Requirement A
In the Windsor delegate-factory documentation, why would you register a delegate-based factory explicitly rather than implicitly?
Requirement B
Reproduce the part of the Windsor delegate-factory documentation that opens with the words containing "9.77 Typed Factory" and closes with "void UsingDelegate(Func<IFoo> fooFactory)".

--- Passage provided ---

9.77 Typed Factory Facility - delegate-based factories
In some simple cases it may feel like an overkill to create additional interface
when all you want is to resolve single component. For cases like this Windsor (version 2.5 or newer) lets you take dependency on a delegate
rather than interface
, and the delegate
will callback to the container to provide the instance for you when you invoke it.
Using factories
There's nothing magical with delegate
-based factories. You use them as regular delegates, while Windsor does all the heavy lifting.
public class UsingDelegate
{
private Func<IFoo> factory;
public void UsingDelegate(Func<IFoo> fooFactory)
{
factory = fooFactory;
}
public void SomeOperation()
{
var foo = factory();
foo.Bar();
}
}
In this case creating a UsingDelegate
does not trigger creation of (potentially expensive to create - think NHibernate's SessionFactory
) IFoo
. IFoo
will only be created when call to SomeOperation
occurs, which may be a log time after UsingDelegate
was created.
Registering factories (implicitly)
The act of exposing delegate as dependency is enough to instruct the facility that it should provide a factory. This is called implicit registration. It can't be just any delegate though. Similar rules as with interface
-based factories apply:
- delegate must have a non-
void
return type. - delegate can't have out arguments
:information_source: Lifestyle: The factories registered that way will have transient lifestyle.
Registering factories explicitly
When you register the factory implicitly you give up the ability to configure the factory. If you need some non-default configuration, you can register, and configure the factory explicitly.
container.Register(
Component.For<Func<IFoo>>().AsFactory(c => c.SelectedWith("nonDefaultFactory"))
);
How dependencies are matched
Dependencies are matched a little differently for delegate
-based factories.
First by name
For delegate:
public delegate IFoo FooFactory(IBar bar);
If component registered for service IFoo
has dependency named bar
it will be satisfied with the value passed to the delegate.
Then by type
If instead the component has dependency named mySuperBar
for type IBar
, it won't find it on the FooFactory
delegate. It will then go and see if there's any dependency for type IBar
regardless of it's name, and if it finds one, it will use that instead.

--- Listed entries ---

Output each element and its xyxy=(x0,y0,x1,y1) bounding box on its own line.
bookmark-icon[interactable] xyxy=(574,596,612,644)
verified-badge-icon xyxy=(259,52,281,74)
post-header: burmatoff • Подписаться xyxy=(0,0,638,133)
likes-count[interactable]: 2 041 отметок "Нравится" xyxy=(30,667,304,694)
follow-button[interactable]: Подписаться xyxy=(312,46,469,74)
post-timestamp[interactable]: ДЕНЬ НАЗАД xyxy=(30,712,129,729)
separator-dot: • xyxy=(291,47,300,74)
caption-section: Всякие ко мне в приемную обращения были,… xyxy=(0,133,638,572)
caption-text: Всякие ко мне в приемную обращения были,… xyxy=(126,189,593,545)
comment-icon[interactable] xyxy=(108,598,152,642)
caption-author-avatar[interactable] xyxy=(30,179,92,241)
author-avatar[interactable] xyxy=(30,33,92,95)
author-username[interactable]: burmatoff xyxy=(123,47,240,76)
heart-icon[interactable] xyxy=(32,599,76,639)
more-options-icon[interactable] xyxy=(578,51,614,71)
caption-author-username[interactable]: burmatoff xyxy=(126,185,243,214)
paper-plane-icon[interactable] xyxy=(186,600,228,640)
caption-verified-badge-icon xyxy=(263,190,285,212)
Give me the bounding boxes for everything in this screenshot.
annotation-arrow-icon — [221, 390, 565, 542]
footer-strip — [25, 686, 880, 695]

---

Task answer A
Implicit registration gives up the ability to configure the factory. If a non-default configuration is needed, the factory has to be registered and configured explicitly.

Task answer B
9.77 Typed Factory Facility - delegate-based factories
In some simple cases it may feel like an overkill to create additional interface
when all you want is to resolve single component. For cases like this Windsor (version 2.5 or newer) lets you take dependency on a delegate
rather than interface
, and the delegate
will callback to the container to provide the instance for you when you invoke it.
Using factories
There's nothing magical with delegate
-based factories. You use them as regular delegates, while Windsor does all the heavy lifting.
public class UsingDelegate
{
private Func<IFoo> factory;
public void UsingDelegate(Func<IFoo> fooFactory)